◆ **Supplied material**:

•••

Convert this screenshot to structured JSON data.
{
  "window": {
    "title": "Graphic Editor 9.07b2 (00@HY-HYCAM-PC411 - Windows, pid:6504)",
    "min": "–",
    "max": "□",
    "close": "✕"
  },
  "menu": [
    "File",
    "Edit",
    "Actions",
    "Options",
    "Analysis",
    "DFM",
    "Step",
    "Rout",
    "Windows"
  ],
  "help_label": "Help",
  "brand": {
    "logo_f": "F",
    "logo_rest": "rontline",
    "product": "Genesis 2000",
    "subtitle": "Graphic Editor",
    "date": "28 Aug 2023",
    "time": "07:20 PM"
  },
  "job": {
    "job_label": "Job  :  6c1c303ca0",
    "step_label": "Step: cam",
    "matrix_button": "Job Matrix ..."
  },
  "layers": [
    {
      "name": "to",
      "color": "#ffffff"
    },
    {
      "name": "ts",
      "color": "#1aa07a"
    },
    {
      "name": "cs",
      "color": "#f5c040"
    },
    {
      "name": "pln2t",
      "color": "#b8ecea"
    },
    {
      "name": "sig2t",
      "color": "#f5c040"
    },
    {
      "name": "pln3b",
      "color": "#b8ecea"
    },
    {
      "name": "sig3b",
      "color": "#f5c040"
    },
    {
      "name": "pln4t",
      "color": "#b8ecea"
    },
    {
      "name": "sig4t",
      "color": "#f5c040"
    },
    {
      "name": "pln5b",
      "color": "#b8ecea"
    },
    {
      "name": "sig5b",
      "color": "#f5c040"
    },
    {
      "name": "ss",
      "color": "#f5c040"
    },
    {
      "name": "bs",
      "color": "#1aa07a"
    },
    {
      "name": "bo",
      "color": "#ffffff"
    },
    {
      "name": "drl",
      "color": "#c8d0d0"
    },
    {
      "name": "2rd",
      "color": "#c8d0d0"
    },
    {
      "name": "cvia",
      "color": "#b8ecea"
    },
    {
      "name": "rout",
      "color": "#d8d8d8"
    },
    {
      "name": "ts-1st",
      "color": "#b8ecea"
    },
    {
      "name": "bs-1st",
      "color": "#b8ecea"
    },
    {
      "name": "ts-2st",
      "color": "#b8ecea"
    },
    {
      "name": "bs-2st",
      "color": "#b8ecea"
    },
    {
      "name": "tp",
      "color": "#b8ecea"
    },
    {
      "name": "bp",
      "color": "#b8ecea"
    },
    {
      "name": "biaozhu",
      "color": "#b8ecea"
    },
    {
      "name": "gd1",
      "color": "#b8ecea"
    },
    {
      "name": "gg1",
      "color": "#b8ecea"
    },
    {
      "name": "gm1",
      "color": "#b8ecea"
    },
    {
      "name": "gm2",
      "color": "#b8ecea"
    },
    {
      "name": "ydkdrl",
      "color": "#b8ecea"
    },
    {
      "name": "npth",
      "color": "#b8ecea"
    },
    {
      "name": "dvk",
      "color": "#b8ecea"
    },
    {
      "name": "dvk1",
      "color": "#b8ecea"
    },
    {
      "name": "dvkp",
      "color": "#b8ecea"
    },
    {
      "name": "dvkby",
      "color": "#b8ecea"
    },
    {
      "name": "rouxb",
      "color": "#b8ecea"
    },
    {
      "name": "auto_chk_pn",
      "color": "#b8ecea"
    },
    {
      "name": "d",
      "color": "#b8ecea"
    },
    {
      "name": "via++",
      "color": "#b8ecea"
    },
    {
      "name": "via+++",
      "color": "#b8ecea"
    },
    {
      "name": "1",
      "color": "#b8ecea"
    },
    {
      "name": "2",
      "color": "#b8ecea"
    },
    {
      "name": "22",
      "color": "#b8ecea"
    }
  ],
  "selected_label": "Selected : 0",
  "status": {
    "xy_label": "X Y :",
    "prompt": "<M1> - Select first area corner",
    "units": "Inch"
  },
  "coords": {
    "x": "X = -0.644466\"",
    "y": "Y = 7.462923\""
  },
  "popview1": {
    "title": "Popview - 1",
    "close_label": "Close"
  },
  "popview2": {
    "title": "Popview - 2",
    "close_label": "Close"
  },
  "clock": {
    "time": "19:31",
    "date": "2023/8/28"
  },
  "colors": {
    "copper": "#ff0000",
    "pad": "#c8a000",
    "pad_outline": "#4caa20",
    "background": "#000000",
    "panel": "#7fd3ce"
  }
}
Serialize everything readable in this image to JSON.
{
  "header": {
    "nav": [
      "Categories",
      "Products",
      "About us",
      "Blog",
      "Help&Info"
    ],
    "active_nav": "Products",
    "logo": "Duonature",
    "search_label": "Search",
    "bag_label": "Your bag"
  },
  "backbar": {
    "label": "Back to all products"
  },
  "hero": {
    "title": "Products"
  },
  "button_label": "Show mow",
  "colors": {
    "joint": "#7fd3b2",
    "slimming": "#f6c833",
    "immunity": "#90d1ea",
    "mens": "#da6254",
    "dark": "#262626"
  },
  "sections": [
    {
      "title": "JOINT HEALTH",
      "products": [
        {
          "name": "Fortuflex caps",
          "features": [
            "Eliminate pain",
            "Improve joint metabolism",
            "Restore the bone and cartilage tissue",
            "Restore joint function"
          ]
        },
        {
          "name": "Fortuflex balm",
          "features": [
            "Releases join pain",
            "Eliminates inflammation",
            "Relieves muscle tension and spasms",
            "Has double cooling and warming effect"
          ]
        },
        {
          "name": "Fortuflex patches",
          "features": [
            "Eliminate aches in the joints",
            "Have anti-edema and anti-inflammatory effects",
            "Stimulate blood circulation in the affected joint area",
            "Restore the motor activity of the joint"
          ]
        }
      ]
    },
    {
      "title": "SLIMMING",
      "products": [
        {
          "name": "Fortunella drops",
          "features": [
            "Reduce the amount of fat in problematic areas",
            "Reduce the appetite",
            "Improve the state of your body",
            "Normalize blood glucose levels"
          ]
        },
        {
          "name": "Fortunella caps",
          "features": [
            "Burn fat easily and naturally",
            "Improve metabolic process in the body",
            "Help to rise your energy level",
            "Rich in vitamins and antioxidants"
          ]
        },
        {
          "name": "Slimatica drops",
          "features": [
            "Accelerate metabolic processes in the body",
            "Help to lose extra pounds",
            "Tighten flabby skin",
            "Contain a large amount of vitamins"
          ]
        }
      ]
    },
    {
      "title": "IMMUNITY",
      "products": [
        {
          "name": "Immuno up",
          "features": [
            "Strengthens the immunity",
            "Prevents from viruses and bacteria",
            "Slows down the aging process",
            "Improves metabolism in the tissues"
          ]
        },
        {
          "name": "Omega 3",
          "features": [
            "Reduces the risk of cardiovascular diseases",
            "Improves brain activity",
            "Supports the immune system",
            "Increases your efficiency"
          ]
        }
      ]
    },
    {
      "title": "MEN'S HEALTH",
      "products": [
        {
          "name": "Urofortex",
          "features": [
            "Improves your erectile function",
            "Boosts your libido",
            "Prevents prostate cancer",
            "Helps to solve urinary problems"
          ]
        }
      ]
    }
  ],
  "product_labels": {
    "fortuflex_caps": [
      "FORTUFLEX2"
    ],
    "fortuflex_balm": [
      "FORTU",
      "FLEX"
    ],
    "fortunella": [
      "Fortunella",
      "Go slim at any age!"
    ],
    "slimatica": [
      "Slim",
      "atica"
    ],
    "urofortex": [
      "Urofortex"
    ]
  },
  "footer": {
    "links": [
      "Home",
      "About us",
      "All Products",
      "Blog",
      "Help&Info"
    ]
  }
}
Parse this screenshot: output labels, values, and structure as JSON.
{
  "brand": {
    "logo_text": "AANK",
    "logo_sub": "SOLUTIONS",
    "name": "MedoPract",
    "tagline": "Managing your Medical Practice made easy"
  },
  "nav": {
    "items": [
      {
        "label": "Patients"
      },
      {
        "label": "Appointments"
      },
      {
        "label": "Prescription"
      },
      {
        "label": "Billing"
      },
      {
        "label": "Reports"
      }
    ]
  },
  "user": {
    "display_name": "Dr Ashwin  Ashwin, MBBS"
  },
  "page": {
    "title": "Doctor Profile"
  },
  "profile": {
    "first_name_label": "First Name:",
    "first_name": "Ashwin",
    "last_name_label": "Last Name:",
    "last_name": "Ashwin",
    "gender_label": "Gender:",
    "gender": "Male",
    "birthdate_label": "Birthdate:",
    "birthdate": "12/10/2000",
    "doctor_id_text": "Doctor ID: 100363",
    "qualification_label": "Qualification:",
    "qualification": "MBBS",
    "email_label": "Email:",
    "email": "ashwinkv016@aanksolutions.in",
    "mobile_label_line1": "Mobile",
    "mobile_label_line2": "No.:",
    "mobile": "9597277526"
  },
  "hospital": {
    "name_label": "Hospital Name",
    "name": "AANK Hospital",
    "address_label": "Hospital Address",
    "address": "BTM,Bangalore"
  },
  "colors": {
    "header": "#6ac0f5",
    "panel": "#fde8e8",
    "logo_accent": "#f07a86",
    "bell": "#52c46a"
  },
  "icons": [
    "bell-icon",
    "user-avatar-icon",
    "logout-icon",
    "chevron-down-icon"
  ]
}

•••

◆ **Task item**: Show each line of the listing that holds the string "Restore".

◆ **Your response**:
            "Restore the bone and cartilage tissue",
            "Restore joint function"
            "Restore the motor activity of the joint"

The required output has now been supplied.